(JOB): Show every line where "minutes" occurs.

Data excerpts
** Start **

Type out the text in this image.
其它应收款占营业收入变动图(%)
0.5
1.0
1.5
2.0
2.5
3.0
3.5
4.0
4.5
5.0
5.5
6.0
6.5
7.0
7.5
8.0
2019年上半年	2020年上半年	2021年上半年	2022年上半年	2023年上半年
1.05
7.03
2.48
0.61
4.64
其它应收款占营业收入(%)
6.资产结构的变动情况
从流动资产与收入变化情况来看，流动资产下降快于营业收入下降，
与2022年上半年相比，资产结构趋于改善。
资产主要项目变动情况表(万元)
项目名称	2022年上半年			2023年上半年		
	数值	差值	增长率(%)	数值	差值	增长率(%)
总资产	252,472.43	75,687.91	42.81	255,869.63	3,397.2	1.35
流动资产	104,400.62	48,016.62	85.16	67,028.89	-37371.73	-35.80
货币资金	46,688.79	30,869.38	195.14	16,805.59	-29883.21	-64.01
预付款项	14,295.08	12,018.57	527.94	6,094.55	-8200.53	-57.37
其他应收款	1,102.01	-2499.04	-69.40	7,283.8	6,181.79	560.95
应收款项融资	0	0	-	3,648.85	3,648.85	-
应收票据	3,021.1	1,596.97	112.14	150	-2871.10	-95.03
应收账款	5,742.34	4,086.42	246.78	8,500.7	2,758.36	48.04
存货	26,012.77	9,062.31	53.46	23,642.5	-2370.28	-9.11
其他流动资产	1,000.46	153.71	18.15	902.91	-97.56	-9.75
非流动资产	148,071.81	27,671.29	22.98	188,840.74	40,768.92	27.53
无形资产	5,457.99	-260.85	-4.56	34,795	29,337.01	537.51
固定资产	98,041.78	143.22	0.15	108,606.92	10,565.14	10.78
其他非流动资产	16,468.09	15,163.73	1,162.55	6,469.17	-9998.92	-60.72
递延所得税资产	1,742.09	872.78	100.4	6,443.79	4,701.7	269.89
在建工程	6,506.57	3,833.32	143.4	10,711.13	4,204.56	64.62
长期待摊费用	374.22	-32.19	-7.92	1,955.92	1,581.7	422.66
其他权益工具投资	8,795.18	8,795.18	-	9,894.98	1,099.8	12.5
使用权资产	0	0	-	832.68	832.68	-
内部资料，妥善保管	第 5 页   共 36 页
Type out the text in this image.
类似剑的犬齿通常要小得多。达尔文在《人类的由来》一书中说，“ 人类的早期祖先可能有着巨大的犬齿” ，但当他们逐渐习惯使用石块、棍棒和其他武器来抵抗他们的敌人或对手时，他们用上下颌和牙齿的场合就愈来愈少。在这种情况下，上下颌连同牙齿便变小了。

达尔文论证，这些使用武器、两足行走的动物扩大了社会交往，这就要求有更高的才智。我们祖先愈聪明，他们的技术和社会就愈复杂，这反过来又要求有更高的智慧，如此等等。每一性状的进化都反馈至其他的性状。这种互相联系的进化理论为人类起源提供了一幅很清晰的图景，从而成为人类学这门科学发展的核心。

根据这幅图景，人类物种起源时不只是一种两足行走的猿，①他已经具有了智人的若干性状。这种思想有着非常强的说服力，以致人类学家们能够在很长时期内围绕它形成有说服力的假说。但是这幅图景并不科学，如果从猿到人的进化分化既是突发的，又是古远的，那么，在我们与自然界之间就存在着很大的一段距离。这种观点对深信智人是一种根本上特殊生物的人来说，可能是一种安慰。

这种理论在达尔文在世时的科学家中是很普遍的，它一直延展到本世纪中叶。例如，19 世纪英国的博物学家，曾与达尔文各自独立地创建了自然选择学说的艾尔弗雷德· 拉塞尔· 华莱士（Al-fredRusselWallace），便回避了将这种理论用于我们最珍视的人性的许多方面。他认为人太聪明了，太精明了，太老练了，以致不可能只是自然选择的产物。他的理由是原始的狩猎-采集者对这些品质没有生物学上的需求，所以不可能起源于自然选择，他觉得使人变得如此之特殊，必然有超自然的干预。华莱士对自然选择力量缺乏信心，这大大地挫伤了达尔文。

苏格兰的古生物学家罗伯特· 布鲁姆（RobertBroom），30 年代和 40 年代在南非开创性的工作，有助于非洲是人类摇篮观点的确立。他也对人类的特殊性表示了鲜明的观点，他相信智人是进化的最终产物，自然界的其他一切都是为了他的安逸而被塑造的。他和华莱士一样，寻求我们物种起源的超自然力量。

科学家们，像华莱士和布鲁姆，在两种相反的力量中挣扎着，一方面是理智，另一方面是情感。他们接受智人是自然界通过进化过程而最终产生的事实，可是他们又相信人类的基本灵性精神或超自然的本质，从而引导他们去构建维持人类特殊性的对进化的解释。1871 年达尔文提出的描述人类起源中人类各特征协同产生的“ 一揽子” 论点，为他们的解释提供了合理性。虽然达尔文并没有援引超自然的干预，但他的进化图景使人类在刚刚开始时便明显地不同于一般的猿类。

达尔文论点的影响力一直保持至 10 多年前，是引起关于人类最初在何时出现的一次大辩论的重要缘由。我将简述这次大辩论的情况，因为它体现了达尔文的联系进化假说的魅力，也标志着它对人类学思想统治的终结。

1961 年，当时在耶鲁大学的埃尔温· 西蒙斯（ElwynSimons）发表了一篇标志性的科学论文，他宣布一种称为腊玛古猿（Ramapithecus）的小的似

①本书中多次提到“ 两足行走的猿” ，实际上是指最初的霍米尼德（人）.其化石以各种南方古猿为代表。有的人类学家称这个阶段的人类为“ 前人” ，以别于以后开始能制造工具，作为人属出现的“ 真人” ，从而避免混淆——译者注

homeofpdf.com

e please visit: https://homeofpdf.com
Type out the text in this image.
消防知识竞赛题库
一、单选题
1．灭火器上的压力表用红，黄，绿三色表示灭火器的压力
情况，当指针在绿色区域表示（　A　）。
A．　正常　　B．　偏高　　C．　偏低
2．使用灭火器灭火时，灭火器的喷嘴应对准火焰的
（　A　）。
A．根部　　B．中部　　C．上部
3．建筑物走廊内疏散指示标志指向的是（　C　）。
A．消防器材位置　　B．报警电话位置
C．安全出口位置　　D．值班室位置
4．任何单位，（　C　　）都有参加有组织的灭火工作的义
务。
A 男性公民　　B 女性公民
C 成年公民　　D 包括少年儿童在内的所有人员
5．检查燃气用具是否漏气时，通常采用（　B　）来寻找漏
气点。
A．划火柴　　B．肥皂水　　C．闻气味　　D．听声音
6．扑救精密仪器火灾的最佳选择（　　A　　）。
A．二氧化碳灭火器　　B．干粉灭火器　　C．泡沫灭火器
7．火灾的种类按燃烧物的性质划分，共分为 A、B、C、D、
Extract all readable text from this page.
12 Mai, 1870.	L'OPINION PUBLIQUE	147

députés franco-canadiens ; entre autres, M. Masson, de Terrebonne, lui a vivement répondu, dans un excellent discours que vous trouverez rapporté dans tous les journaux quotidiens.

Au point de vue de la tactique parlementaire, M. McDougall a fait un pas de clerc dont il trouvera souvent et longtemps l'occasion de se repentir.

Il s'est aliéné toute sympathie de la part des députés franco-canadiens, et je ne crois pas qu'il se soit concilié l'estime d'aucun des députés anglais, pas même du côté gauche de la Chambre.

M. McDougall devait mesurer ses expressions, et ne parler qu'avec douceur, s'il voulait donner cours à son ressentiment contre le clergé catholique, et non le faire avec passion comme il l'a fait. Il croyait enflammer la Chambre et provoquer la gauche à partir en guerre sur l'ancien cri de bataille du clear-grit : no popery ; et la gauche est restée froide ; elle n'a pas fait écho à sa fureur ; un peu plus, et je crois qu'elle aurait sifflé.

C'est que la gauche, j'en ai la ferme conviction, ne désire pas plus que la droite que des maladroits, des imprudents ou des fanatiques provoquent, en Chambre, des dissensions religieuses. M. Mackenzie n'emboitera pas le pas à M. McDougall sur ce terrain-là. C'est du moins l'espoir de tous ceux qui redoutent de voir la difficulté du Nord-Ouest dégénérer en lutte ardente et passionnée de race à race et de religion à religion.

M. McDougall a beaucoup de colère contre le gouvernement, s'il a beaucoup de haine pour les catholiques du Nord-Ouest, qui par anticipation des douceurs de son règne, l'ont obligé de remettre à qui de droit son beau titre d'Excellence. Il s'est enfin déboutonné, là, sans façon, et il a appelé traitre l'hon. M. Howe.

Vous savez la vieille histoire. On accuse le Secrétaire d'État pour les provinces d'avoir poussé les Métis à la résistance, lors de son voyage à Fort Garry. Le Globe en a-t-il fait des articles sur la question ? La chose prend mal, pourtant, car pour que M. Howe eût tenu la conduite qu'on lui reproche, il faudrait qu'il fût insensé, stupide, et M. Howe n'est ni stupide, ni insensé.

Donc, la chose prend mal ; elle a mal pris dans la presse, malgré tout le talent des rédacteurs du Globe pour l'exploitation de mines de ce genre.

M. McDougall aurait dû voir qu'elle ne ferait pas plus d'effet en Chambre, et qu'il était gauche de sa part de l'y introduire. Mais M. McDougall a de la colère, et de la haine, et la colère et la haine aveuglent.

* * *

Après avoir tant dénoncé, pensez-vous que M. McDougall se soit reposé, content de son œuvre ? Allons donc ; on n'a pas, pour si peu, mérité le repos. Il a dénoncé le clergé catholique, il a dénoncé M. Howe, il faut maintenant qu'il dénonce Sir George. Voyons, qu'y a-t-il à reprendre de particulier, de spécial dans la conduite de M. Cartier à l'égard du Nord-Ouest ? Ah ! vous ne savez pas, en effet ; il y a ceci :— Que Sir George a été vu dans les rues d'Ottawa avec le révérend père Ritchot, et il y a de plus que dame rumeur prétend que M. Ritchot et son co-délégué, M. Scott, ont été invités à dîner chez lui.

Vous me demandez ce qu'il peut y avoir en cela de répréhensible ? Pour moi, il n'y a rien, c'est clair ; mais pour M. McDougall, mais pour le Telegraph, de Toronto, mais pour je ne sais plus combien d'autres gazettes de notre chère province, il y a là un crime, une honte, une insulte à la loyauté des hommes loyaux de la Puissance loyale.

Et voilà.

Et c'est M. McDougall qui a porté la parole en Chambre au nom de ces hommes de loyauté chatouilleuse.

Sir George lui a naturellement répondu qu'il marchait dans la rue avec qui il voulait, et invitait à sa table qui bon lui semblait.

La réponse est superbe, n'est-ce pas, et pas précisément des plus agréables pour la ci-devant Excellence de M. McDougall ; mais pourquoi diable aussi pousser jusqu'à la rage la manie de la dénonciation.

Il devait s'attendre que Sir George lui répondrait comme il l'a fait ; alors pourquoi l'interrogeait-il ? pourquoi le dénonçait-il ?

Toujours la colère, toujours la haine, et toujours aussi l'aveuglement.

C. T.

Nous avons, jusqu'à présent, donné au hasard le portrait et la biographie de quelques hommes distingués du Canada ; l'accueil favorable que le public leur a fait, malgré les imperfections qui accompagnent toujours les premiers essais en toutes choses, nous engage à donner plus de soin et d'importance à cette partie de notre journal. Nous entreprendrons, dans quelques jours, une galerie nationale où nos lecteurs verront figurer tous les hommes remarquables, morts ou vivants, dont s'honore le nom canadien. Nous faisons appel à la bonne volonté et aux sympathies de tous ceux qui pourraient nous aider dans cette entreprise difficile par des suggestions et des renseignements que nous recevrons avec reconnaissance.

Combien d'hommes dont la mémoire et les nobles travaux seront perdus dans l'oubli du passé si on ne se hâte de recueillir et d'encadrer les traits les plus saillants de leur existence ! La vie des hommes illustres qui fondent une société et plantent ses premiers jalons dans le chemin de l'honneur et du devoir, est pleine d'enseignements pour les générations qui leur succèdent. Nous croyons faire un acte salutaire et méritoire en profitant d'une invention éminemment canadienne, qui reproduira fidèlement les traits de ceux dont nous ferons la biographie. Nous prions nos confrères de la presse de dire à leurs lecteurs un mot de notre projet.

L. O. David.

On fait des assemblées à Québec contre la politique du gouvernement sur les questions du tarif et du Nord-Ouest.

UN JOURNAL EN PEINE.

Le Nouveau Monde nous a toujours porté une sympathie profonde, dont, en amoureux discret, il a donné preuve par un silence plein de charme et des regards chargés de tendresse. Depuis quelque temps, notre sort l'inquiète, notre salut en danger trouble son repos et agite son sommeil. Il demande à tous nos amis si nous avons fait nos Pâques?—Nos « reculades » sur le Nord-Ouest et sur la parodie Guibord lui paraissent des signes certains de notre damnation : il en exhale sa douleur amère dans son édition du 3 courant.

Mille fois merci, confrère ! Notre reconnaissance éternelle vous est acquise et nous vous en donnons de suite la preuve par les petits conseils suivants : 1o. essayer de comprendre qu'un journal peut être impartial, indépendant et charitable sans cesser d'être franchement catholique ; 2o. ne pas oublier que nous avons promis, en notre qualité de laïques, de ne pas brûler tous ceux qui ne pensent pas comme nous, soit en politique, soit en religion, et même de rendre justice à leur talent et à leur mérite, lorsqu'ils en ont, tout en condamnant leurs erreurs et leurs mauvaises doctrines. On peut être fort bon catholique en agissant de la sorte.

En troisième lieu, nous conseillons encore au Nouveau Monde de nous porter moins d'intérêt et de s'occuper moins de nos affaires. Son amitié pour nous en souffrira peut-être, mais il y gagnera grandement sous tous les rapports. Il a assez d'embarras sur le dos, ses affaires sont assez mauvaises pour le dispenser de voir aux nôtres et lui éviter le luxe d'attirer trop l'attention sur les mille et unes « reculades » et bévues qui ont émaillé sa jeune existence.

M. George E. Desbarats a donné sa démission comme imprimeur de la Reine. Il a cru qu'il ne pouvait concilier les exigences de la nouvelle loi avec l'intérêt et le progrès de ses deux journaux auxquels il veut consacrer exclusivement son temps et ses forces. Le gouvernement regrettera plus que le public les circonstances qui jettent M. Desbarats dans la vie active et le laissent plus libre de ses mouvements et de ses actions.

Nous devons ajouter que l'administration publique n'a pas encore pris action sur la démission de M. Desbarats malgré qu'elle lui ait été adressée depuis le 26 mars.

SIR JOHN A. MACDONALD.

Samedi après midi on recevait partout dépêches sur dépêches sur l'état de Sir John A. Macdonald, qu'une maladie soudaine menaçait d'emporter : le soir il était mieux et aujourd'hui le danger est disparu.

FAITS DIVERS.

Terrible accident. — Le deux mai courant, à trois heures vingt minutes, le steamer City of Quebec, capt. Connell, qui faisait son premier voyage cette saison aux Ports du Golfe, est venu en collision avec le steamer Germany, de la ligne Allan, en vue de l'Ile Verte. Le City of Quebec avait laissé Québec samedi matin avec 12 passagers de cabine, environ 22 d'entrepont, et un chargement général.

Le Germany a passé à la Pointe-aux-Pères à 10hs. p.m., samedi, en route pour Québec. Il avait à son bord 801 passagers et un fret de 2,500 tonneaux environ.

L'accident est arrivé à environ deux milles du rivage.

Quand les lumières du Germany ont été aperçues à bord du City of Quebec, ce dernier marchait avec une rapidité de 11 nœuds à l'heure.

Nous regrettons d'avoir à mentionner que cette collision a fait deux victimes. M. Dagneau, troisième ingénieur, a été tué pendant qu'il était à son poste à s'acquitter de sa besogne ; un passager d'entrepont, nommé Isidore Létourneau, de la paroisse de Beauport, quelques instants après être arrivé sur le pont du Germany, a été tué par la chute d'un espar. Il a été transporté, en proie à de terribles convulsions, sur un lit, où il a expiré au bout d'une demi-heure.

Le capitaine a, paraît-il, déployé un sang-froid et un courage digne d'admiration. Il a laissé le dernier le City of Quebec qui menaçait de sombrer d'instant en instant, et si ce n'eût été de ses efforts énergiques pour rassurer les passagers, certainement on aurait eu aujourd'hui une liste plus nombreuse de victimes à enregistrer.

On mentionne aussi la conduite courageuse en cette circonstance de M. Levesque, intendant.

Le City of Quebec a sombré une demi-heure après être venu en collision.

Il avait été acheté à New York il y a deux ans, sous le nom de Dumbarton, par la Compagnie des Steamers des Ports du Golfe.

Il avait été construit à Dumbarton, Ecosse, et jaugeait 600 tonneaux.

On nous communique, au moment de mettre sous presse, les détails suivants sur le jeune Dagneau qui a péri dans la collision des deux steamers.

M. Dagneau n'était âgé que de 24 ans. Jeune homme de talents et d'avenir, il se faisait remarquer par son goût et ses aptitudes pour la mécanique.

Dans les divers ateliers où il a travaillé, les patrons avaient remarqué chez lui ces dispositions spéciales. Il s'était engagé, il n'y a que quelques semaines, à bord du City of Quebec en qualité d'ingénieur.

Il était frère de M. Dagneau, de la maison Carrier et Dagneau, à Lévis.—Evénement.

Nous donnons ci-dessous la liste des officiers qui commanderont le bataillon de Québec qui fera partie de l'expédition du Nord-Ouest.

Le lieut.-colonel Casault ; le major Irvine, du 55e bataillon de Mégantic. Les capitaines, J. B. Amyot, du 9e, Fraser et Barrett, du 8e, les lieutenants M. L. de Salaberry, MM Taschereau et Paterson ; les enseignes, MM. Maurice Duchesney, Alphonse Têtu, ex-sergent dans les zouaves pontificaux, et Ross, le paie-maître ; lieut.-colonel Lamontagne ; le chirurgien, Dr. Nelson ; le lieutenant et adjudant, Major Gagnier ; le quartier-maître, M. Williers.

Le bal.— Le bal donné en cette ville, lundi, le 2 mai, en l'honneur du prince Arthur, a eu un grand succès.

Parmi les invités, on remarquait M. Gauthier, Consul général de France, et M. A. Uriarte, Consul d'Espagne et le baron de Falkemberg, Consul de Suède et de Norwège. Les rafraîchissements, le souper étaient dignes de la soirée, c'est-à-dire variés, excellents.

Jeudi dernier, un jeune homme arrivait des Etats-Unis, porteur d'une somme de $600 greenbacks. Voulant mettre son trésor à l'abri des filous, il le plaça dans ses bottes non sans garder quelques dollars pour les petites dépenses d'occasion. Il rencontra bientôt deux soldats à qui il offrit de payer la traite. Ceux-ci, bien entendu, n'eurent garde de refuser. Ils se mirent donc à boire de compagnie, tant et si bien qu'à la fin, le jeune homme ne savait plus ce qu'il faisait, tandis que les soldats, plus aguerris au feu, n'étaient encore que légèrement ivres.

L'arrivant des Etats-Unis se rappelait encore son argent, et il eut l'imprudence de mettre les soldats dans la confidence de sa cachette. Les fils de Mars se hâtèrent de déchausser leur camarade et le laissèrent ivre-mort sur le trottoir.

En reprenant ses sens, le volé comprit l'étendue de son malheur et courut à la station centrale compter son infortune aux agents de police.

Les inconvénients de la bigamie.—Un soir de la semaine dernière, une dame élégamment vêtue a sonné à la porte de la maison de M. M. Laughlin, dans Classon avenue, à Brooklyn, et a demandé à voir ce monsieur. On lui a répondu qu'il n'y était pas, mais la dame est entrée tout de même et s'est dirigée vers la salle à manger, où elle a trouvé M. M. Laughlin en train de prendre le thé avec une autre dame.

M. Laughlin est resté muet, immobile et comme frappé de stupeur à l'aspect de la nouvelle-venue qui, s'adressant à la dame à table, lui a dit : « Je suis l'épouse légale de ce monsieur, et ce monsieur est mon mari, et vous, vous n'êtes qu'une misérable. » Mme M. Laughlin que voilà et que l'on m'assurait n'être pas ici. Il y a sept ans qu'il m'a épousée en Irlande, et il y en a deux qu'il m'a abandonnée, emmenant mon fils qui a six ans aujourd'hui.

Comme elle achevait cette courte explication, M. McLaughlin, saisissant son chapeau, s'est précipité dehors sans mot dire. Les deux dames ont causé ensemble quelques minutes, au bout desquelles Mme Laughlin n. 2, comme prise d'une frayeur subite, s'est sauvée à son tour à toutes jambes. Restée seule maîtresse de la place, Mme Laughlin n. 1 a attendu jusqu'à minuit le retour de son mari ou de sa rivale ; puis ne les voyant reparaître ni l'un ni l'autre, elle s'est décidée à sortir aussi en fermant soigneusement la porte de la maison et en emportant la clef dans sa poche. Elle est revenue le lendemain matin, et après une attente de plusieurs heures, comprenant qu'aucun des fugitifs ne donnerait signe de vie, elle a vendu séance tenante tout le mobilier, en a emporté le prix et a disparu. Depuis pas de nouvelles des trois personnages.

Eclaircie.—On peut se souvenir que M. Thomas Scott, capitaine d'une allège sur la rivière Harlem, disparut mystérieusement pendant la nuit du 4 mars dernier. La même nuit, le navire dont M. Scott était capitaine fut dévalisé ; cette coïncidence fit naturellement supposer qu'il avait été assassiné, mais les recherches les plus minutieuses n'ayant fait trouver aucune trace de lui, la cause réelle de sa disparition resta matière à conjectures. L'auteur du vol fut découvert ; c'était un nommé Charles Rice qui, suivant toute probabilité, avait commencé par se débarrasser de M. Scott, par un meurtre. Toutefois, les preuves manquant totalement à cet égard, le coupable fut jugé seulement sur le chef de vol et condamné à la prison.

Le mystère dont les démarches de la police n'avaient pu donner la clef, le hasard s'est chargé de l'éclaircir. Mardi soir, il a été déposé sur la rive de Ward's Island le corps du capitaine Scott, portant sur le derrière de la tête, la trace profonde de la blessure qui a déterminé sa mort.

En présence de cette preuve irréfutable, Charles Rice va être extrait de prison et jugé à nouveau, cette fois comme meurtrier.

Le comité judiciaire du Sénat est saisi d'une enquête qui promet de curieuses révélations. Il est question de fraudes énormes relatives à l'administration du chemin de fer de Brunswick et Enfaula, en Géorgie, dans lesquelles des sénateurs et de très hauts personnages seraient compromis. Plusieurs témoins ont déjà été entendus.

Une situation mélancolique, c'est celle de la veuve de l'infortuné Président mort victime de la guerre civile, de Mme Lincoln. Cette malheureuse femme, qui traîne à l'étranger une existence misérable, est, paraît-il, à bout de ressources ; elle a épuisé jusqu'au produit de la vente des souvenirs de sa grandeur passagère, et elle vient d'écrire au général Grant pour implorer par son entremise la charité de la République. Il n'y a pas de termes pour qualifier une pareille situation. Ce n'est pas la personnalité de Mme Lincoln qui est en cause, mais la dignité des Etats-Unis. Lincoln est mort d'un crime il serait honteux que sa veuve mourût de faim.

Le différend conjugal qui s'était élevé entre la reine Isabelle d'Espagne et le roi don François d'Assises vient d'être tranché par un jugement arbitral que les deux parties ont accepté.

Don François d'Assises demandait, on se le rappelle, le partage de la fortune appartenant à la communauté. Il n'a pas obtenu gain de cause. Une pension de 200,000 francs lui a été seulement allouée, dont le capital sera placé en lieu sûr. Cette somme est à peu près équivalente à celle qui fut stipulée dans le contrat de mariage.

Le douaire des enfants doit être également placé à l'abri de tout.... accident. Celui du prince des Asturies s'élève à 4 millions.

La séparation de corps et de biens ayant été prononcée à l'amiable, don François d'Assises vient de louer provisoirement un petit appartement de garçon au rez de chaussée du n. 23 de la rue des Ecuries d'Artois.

** End **

(OUTPUT OF THE TASK):
Terrible accident. — Le deux mai courant, à trois heures vingt minutes, le steamer City of Quebec, capt. Connell, qui faisait son premier voyage cette saison aux Ports du Golfe, est venu en collision avec le steamer Germany, de la ligne Allan, en vue de l'Ile Verte. Le City of Quebec avait laissé Québec samedi matin avec 12 passagers de cabine, environ 22 d'entrepont, et un chargement général.
Comme elle achevait cette courte explication, M. McLaughlin, saisissant son chapeau, s'est précipité dehors sans mot dire. Les deux dames ont causé ensemble quelques minutes, au bout desquelles Mme Laughlin n. 2, comme prise d'une frayeur subite, s'est sauvée à son tour à toutes jambes. Restée seule maîtresse de la place, Mme Laughlin n. 1 a attendu jusqu'à minuit le retour de son mari ou de sa rivale ; puis ne les voyant reparaître ni l'un ni l'autre, elle s'est décidée à sortir aussi en fermant soigneusement la porte de la maison et en emportant la clef dans sa poche. Elle est revenue le lendemain matin, et après une attente de plusieurs heures, comprenant qu'aucun des fugitifs ne donnerait signe de vie, elle a vendu séance tenante tout le mobilier, en a emporté le prix et a disparu. Depuis pas de nouvelles des trois personnages.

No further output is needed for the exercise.